» Brano
____

Dal punto di vista delle attività
economiche, mentre agli imprenditori
milanesi si concesse di sviluppare
un’economia industriale, il Veneto
venne visto prevalentemente come un
centro di produzione agricola per il
rifornimento del mercato austriaco.
Industrialmente i forti dazi che lo
separavano dal resto dell’impero
favorivano soprattutto i centri
manufatturieri boemi, moravi e
viennesi.
Per quanto riguarda più
specificamente Venezia, l’attività
portuale aveva subito un tracollo
dal quale sarebbe stato difficile
riprendersi, soprattutto
considerando la preferenza di Vienna
per Trieste come porto principale
dell’Impero. In questo contesto,
anche le buone reti di
comunicazione, tra cui il ponte
ferroviario inaugurato nel 1846,
ebbero un’utilità non così
significativa nel rilancio
dell’attività economica.
Nel 1830 l’istituzione del porto
franco fu estesa a tutta la città,
favorendo una certa ripresa delle
attività mercantili. Tuttavia, il
valore complessivo del traffico
commerciale rimase pari a non più di
un quarto di quello registrato a
Trieste. Inoltre, si trattava per lo
più di traffico in entrata, rendendo
Venezia soprattutto un porto di
transito, una condizione che,
persino nell’ultimo periodo di
decadenza della Repubblica, si era
sempre cercato di evitare.
Nonostante queste difficoltà, a
Venezia si sviluppò ugualmente un
certo fermento imprenditoriale, che
tentò di adattarsi ai processi
industriali dell’epoca. Il vetro di
Murano si affermò come il principale
prodotto della città, trovando
mercato in tutta Europa. Anche il
numero di lavoratori impiegati nelle
manifatture rimase significativo,
sebbene molti settori, come quello
tessile, subissero un drastico
declino: dai 7.000 lavoratori
tessili attivi nel 1783, si era
scesi a soli 600 nel 1845.

____

» Istruzioni
[1] Quanti lavoratori tessili erano attivi nel 1845, secondo il brano?
[2] Riporta dal brano, parola per parola, il passo che va da "Dal punto di" fino a "del mercato austriaco." compreso.

____

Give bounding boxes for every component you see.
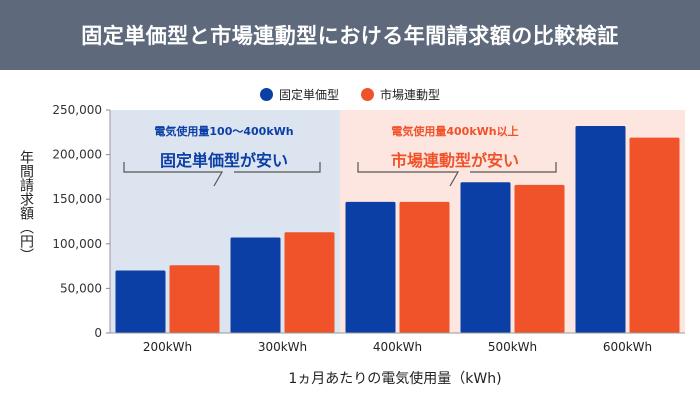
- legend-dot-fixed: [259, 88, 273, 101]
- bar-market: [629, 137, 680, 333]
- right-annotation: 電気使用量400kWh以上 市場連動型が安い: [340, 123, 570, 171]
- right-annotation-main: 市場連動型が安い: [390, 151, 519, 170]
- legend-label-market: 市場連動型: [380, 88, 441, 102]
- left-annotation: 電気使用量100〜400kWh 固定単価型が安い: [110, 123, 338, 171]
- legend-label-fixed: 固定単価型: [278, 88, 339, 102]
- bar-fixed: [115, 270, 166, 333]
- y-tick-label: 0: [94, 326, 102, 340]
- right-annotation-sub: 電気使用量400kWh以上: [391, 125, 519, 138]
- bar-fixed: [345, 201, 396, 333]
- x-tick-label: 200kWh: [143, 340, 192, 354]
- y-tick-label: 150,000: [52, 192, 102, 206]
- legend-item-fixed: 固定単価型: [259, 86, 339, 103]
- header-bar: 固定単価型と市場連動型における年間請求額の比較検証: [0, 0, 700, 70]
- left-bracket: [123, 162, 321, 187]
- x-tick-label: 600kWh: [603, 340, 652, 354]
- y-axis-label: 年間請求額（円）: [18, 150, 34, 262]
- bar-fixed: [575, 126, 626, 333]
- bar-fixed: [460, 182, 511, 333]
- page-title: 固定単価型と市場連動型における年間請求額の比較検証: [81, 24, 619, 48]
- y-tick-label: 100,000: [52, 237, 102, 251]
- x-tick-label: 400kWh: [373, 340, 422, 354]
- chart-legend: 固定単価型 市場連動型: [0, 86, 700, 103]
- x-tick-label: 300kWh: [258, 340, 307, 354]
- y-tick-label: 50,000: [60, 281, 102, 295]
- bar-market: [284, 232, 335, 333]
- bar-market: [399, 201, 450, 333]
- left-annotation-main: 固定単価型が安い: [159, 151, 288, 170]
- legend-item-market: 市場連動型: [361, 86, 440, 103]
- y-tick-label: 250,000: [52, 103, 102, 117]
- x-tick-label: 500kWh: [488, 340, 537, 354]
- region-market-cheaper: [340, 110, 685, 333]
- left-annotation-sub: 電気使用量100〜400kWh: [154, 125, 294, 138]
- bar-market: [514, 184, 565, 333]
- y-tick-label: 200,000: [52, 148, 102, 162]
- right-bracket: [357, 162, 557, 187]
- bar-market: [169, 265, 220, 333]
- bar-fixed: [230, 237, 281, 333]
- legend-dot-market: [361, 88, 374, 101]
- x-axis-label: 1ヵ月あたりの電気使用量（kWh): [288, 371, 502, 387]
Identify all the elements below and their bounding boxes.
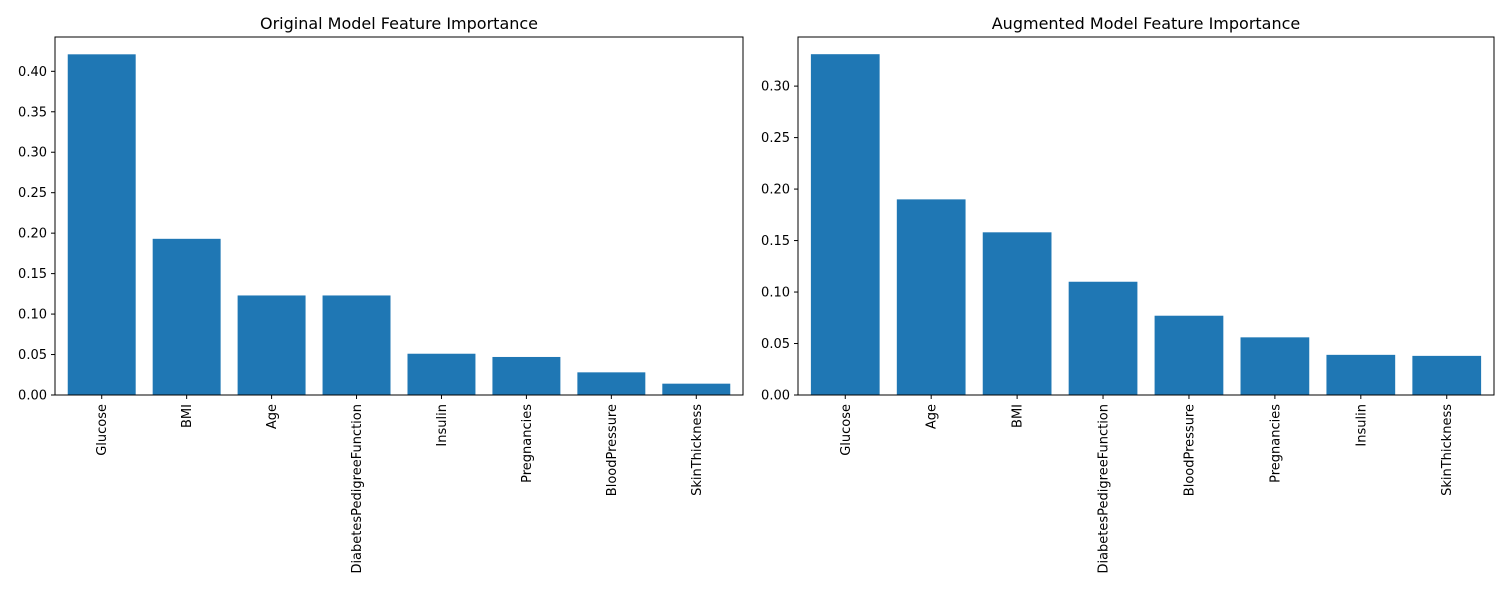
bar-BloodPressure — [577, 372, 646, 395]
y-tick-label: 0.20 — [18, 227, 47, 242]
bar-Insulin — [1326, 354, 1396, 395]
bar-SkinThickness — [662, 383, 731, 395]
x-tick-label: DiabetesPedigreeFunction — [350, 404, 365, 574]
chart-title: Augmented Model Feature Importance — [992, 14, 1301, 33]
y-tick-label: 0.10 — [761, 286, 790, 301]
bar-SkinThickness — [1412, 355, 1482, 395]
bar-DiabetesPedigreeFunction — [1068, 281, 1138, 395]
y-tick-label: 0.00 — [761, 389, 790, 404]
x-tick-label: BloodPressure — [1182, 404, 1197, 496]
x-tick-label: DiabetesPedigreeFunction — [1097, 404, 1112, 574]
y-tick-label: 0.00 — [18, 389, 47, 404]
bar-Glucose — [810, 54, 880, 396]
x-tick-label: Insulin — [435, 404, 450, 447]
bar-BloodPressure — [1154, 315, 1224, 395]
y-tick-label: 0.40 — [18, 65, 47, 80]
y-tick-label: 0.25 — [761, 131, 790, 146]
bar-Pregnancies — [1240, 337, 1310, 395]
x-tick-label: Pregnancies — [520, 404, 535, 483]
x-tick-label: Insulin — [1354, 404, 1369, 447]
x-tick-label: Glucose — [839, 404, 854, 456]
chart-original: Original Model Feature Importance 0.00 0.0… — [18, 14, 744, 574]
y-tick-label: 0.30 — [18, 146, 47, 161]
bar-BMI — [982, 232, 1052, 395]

____

» Risposte ai compiti
[1] Nel 1845 i lavoratori tessili attivi erano soltanto 600.

[2]
Dal punto di vista delle attività
economiche, mentre agli imprenditori
milanesi si concesse di sviluppare
un’economia industriale, il Veneto
venne visto prevalentemente come un
centro di produzione agricola per il
rifornimento del mercato austriaco.